WHAT THIS TASK INVOLVES
Nothing less than an exact copy of all the records is required.

ENTRIES SHOWN
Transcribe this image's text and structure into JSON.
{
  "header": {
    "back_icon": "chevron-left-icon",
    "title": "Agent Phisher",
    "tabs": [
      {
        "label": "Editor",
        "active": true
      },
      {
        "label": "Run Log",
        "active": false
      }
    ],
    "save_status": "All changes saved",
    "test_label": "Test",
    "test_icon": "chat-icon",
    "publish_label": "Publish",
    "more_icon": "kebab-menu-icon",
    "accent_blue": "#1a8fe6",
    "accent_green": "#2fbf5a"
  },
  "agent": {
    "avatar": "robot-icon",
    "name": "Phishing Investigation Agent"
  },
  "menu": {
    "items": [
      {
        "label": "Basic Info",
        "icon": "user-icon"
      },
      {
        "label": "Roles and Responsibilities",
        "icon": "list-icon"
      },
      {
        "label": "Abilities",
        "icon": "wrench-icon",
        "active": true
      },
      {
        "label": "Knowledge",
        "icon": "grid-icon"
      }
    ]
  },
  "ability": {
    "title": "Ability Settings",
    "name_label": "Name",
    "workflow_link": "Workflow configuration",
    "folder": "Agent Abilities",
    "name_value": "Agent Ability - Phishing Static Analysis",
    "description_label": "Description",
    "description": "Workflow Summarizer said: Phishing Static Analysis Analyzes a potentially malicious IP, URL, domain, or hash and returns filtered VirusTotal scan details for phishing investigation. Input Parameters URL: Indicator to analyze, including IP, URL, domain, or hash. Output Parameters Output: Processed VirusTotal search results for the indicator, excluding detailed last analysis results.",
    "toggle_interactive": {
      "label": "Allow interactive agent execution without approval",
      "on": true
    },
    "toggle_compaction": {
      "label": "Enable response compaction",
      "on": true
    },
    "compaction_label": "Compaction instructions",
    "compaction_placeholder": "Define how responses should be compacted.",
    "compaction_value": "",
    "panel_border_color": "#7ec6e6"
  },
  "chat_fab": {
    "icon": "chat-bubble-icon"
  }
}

WORKED SOLUTION
Transcribe this image's text and structure into JSON.
{
  "header": {
    "back_icon": "chevron-left-icon",
    "title": "Agent Phisher",
    "tabs": [
      {
        "label": "Editor",
        "active": true
      },
      {
        "label": "Run Log",
        "active": false
      }
    ],
    "save_status": "All changes saved",
    "test_label": "Test",
    "test_icon": "chat-icon",
    "publish_label": "Publish",
    "more_icon": "kebab-menu-icon",
    "accent_blue": "#1a8fe6",
    "accent_green": "#2fbf5a"
  },
  "agent": {
    "avatar": "robot-icon",
    "name": "Phishing Investigation Agent"
  },
  "menu": {
    "items": [
      {
        "label": "Basic Info",
        "icon": "user-icon"
      },
      {
        "label": "Roles and Responsibilities",
        "icon": "list-icon"
      },
      {
        "label": "Abilities",
        "icon": "wrench-icon",
        "active": true
      },
      {
        "label": "Knowledge",
        "icon": "grid-icon"
      }
    ]
  },
  "ability": {
    "title": "Ability Settings",
    "name_label": "Name",
    "workflow_link": "Workflow configuration",
    "folder": "Agent Abilities",
    "name_value": "Agent Ability - Phishing Static Analysis",
    "description_label": "Description",
    "description": "Workflow Summarizer said: Phishing Static Analysis Analyzes a potentially malicious IP, URL, domain, or hash and returns filtered VirusTotal scan details for phishing investigation. Input Parameters URL: Indicator to analyze, including IP, URL, domain, or hash. Output Parameters Output: Processed VirusTotal search results for the indicator, excluding detailed last analysis results.",
    "toggle_interactive": {
      "label": "Allow interactive agent execution without approval",
      "on": true
    },
    "toggle_compaction": {
      "label": "Enable response compaction",
      "on": true
    },
    "compaction_label": "Compaction instructions",
    "compaction_placeholder": "Define how responses should be compacted.",
    "compaction_value": "",
    "panel_border_color": "#7ec6e6"
  },
  "chat_fab": {
    "icon": "chat-bubble-icon"
  }
}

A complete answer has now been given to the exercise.